> **JOB**:
Can you output the records below exactly as they are written?
## Start MATERIAL SHOWN
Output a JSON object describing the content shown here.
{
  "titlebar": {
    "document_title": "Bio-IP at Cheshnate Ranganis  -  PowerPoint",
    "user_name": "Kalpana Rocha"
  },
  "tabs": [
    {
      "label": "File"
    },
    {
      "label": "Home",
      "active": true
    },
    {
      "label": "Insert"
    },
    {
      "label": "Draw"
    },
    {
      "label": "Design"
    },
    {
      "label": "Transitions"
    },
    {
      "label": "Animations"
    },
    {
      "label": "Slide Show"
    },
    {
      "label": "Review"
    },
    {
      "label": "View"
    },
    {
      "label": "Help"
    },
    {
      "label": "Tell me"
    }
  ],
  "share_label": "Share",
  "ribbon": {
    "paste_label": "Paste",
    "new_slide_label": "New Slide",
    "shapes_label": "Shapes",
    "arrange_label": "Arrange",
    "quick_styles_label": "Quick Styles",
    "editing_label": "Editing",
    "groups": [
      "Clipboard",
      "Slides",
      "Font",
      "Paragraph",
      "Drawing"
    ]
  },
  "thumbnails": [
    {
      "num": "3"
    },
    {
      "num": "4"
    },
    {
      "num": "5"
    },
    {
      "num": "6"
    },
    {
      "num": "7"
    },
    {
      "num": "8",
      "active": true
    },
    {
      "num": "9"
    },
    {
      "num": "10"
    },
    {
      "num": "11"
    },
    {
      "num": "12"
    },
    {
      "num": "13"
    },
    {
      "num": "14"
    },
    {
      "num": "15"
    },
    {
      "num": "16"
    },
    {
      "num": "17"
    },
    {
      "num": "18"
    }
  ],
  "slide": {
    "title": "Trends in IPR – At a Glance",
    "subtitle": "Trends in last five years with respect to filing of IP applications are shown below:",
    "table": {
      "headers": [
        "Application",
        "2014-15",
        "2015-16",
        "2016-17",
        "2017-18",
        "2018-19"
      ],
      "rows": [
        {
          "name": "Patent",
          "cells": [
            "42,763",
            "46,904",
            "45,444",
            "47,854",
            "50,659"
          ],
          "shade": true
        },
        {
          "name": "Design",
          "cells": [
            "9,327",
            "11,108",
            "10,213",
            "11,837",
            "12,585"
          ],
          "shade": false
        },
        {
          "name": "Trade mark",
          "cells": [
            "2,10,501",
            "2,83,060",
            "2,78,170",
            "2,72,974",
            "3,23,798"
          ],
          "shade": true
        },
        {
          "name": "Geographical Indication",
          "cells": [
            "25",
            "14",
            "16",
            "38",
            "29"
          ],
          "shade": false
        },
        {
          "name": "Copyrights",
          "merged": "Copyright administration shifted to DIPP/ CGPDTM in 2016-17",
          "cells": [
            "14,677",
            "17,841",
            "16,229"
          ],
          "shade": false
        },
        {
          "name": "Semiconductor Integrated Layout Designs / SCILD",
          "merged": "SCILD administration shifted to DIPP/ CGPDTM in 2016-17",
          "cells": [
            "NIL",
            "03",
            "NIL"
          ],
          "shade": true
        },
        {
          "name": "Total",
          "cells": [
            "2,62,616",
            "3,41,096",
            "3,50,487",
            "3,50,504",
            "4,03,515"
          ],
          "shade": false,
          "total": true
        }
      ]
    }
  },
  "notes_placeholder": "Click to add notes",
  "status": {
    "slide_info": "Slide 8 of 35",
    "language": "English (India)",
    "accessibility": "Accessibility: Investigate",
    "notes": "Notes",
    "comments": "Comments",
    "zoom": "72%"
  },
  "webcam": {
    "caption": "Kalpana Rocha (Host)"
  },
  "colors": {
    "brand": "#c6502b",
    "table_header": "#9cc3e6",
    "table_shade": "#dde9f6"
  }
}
## End MATERIAL SHOWN
> **WRITTEN SOLUTION**:
Output a JSON object describing the content shown here.
{
  "titlebar": {
    "document_title": "Bio-IP at Cheshnate Ranganis  -  PowerPoint",
    "user_name": "Kalpana Rocha"
  },
  "tabs": [
    {
      "label": "File"
    },
    {
      "label": "Home",
      "active": true
    },
    {
      "label": "Insert"
    },
    {
      "label": "Draw"
    },
    {
      "label": "Design"
    },
    {
      "label": "Transitions"
    },
    {
      "label": "Animations"
    },
    {
      "label": "Slide Show"
    },
    {
      "label": "Review"
    },
    {
      "label": "View"
    },
    {
      "label": "Help"
    },
    {
      "label": "Tell me"
    }
  ],
  "share_label": "Share",
  "ribbon": {
    "paste_label": "Paste",
    "new_slide_label": "New Slide",
    "shapes_label": "Shapes",
    "arrange_label": "Arrange",
    "quick_styles_label": "Quick Styles",
    "editing_label": "Editing",
    "groups": [
      "Clipboard",
      "Slides",
      "Font",
      "Paragraph",
      "Drawing"
    ]
  },
  "thumbnails": [
    {
      "num": "3"
    },
    {
      "num": "4"
    },
    {
      "num": "5"
    },
    {
      "num": "6"
    },
    {
      "num": "7"
    },
    {
      "num": "8",
      "active": true
    },
    {
      "num": "9"
    },
    {
      "num": "10"
    },
    {
      "num": "11"
    },
    {
      "num": "12"
    },
    {
      "num": "13"
    },
    {
      "num": "14"
    },
    {
      "num": "15"
    },
    {
      "num": "16"
    },
    {
      "num": "17"
    },
    {
      "num": "18"
    }
  ],
  "slide": {
    "title": "Trends in IPR – At a Glance",
    "subtitle": "Trends in last five years with respect to filing of IP applications are shown below:",
    "table": {
      "headers": [
        "Application",
        "2014-15",
        "2015-16",
        "2016-17",
        "2017-18",
        "2018-19"
      ],
      "rows": [
        {
          "name": "Patent",
          "cells": [
            "42,763",
            "46,904",
            "45,444",
            "47,854",
            "50,659"
          ],
          "shade": true
        },
        {
          "name": "Design",
          "cells": [
            "9,327",
            "11,108",
            "10,213",
            "11,837",
            "12,585"
          ],
          "shade": false
        },
        {
          "name": "Trade mark",
          "cells": [
            "2,10,501",
            "2,83,060",
            "2,78,170",
            "2,72,974",
            "3,23,798"
          ],
          "shade": true
        },
        {
          "name": "Geographical Indication",
          "cells": [
            "25",
            "14",
            "16",
            "38",
            "29"
          ],
          "shade": false
        },
        {
          "name": "Copyrights",
          "merged": "Copyright administration shifted to DIPP/ CGPDTM in 2016-17",
          "cells": [
            "14,677",
            "17,841",
            "16,229"
          ],
          "shade": false
        },
        {
          "name": "Semiconductor Integrated Layout Designs / SCILD",
          "merged": "SCILD administration shifted to DIPP/ CGPDTM in 2016-17",
          "cells": [
            "NIL",
            "03",
            "NIL"
          ],
          "shade": true
        },
        {
          "name": "Total",
          "cells": [
            "2,62,616",
            "3,41,096",
            "3,50,487",
            "3,50,504",
            "4,03,515"
          ],
          "shade": false,
          "total": true
        }
      ]
    }
  },
  "notes_placeholder": "Click to add notes",
  "status": {
    "slide_info": "Slide 8 of 35",
    "language": "English (India)",
    "accessibility": "Accessibility: Investigate",
    "notes": "Notes",
    "comments": "Comments",
    "zoom": "72%"
  },
  "webcam": {
    "caption": "Kalpana Rocha (Host)"
  },
  "colors": {
    "brand": "#c6502b",
    "table_header": "#9cc3e6",
    "table_shade": "#dde9f6"
  }
}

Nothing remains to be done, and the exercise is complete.